Box annotation data
==================================================

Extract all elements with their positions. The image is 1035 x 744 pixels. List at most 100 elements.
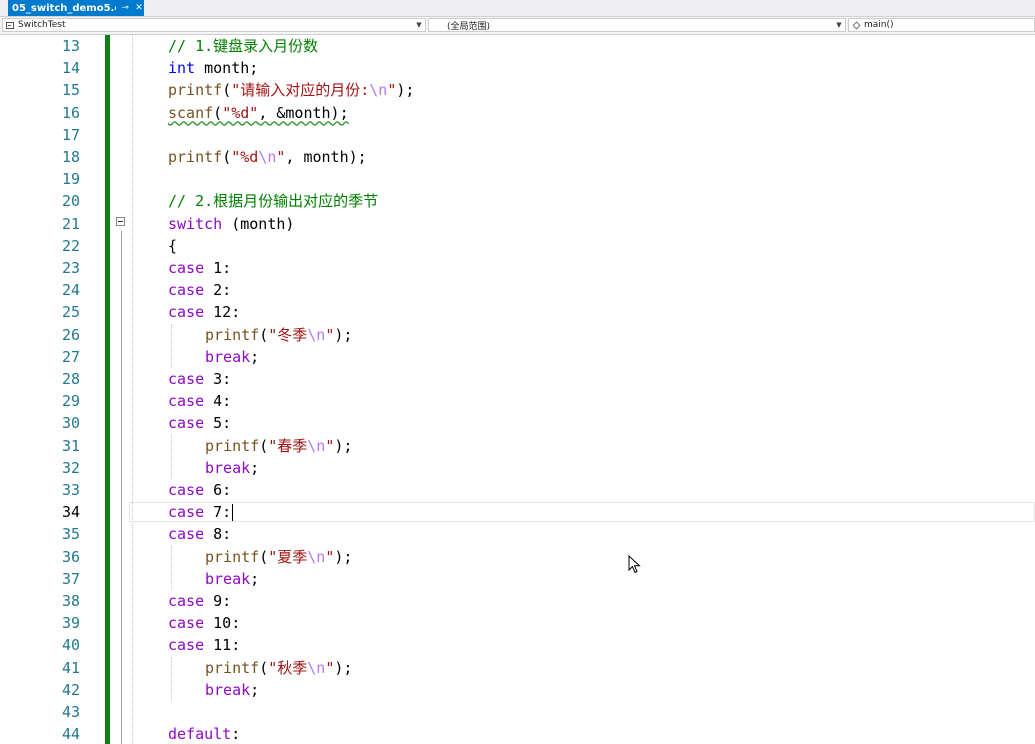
code-line[interactable]: 40 case 11: bbox=[0, 634, 1035, 656]
code-token: case bbox=[168, 614, 205, 633]
code-text: switch (month) bbox=[168, 213, 294, 235]
code-text: case 8: bbox=[168, 523, 231, 545]
code-token: scanf bbox=[168, 103, 214, 122]
code-token: \n bbox=[307, 325, 326, 344]
line-number: 16 bbox=[61, 103, 80, 122]
code-text: break; bbox=[205, 457, 259, 479]
code-line[interactable]: 33 case 6: bbox=[0, 479, 1035, 501]
code-token: "春季 bbox=[268, 436, 308, 455]
scope-name: (全局范围) bbox=[447, 21, 491, 32]
code-editor[interactable]: 13// 1.键盘录入月份数 14 int month; 15 printf("请输入对… bbox=[0, 35, 1035, 744]
code-line[interactable]: 17 bbox=[0, 124, 1035, 146]
code-token: case bbox=[168, 281, 205, 300]
code-token: ( bbox=[222, 148, 232, 166]
chevron-down-icon[interactable]: ▼ bbox=[833, 21, 845, 29]
code-text: printf("请输入对应的月份:\n"); bbox=[168, 79, 414, 101]
code-token: case bbox=[168, 503, 205, 522]
code-line[interactable]: 16 scanf("%d", &month); bbox=[0, 102, 1035, 124]
code-token: 6: bbox=[204, 481, 232, 499]
code-token: printf bbox=[205, 436, 260, 455]
code-token: 7: bbox=[204, 503, 232, 522]
code-token: break bbox=[205, 347, 251, 366]
code-line[interactable]: 35 case 8: bbox=[0, 523, 1035, 545]
code-token: case bbox=[168, 414, 205, 433]
code-line[interactable]: 22 { bbox=[0, 235, 1035, 257]
code-token: 2: bbox=[204, 281, 232, 300]
line-number: 13 bbox=[61, 37, 80, 55]
project-dropdown[interactable]: SwitchTest ▼ bbox=[2, 18, 426, 32]
line-number: 19 bbox=[61, 170, 80, 189]
code-token: 11: bbox=[204, 636, 241, 655]
code-token: switch bbox=[168, 214, 223, 233]
code-text: case 3: bbox=[168, 368, 231, 390]
code-token: \n bbox=[307, 658, 326, 677]
code-token: \n bbox=[307, 547, 326, 566]
code-line[interactable]: 14 int month; bbox=[0, 57, 1035, 79]
code-line[interactable]: 26 printf("冬季\n"); bbox=[0, 324, 1035, 346]
line-number: 29 bbox=[61, 392, 80, 411]
line-number: 43 bbox=[61, 703, 80, 721]
code-line[interactable]: 30 case 5: bbox=[0, 412, 1035, 434]
scope-dropdown[interactable]: (全局范围) ▼ bbox=[428, 18, 846, 32]
code-line[interactable]: 36 printf("夏季\n"); bbox=[0, 546, 1035, 568]
code-line[interactable]: 39 case 10: bbox=[0, 612, 1035, 634]
code-text: printf("冬季\n"); bbox=[205, 324, 352, 346]
code-text: printf("%d\n", month); bbox=[168, 146, 367, 168]
code-line[interactable]: 27 break; bbox=[0, 346, 1035, 368]
line-number: 42 bbox=[61, 680, 80, 699]
code-token: ( bbox=[259, 436, 269, 455]
code-line[interactable]: 31 printf("春季\n"); bbox=[0, 435, 1035, 457]
code-token: "%d" bbox=[222, 103, 259, 122]
code-text: case 4: bbox=[168, 390, 231, 412]
pin-icon[interactable]: ⊸ bbox=[120, 3, 130, 13]
close-icon[interactable]: ✕ bbox=[134, 3, 144, 13]
line-number: 33 bbox=[61, 481, 80, 499]
code-text: case 12: bbox=[168, 301, 240, 323]
code-line[interactable]: 28 case 3: bbox=[0, 368, 1035, 390]
code-text: break; bbox=[205, 568, 259, 590]
code-line[interactable]: 34 case 7: bbox=[0, 501, 1035, 523]
code-token: ( bbox=[213, 103, 223, 122]
code-line[interactable]: 32 break; bbox=[0, 457, 1035, 479]
code-line[interactable]: 25 case 12: bbox=[0, 301, 1035, 323]
code-line[interactable]: 42 break; bbox=[0, 679, 1035, 701]
line-number: 14 bbox=[61, 59, 80, 78]
code-line[interactable]: 23 case 1: bbox=[0, 257, 1035, 279]
code-line[interactable]: 13 // 1.键盘录入月份数 bbox=[0, 35, 1035, 57]
code-line[interactable]: 20 // 2.根据月份输出对应的季节 bbox=[0, 190, 1035, 212]
code-line[interactable]: 24 case 2: bbox=[0, 279, 1035, 301]
code-line[interactable]: 21 switch (month) bbox=[0, 213, 1035, 235]
code-token: "秋季 bbox=[268, 658, 308, 677]
code-token: ); bbox=[334, 325, 353, 344]
line-number: 30 bbox=[61, 414, 80, 433]
line-number: 23 bbox=[61, 259, 80, 277]
code-token: 4: bbox=[204, 392, 232, 411]
code-line[interactable]: 43 bbox=[0, 701, 1035, 723]
function-dropdown[interactable]: main() bbox=[848, 18, 1035, 32]
code-text: case 2: bbox=[168, 279, 231, 301]
line-number: 34 bbox=[61, 503, 80, 522]
code-line[interactable]: 41 printf("秋季\n"); bbox=[0, 657, 1035, 679]
code-text: scanf("%d", &month); bbox=[168, 102, 349, 124]
code-line[interactable]: 44 default: bbox=[0, 723, 1035, 744]
code-line[interactable]: 37 break; bbox=[0, 568, 1035, 590]
code-token: { bbox=[168, 236, 178, 255]
code-text: case 10: bbox=[168, 612, 240, 634]
chevron-down-icon[interactable]: ▼ bbox=[413, 21, 425, 29]
document-tab-active[interactable]: 05_switch_demo5.c ⊸ ✕ bbox=[8, 0, 144, 16]
code-line[interactable]: 38 case 9: bbox=[0, 590, 1035, 612]
code-token: printf bbox=[168, 81, 223, 100]
code-token: ); bbox=[334, 436, 353, 455]
code-line[interactable]: 29 case 4: bbox=[0, 390, 1035, 412]
line-number: 18 bbox=[61, 148, 80, 166]
line-number: 25 bbox=[61, 303, 80, 322]
code-line[interactable]: 15 printf("请输入对应的月份:\n"); bbox=[0, 79, 1035, 101]
line-number: 22 bbox=[61, 236, 80, 255]
code-token: " bbox=[325, 436, 335, 455]
code-line[interactable]: 18 printf("%d\n", month); bbox=[0, 146, 1035, 168]
line-number: 35 bbox=[61, 525, 80, 544]
code-token: "%d bbox=[231, 148, 259, 166]
code-line[interactable]: 19 bbox=[0, 168, 1035, 190]
code-text: int month; bbox=[168, 57, 258, 79]
code-token: 3: bbox=[204, 370, 232, 388]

==================================================

REQUEST: Rewrite the part of the records that opens with the line containing "code-line[interactable]: 40 case" and closes with the line containing "code-token: scanf bbox=[168, 103, 214, 122]", replacing "code-text" with "code-fragment" and leaving everything else unchanged. Return only those lines.

TASK RESPONSE:
code-line[interactable]: 40 case 11: bbox=[0, 634, 1035, 656]
code-token: case bbox=[168, 614, 205, 633]
code-fragment: switch (month) bbox=[168, 213, 294, 235]
code-fragment: case 8: bbox=[168, 523, 231, 545]
code-token: scanf bbox=[168, 103, 214, 122]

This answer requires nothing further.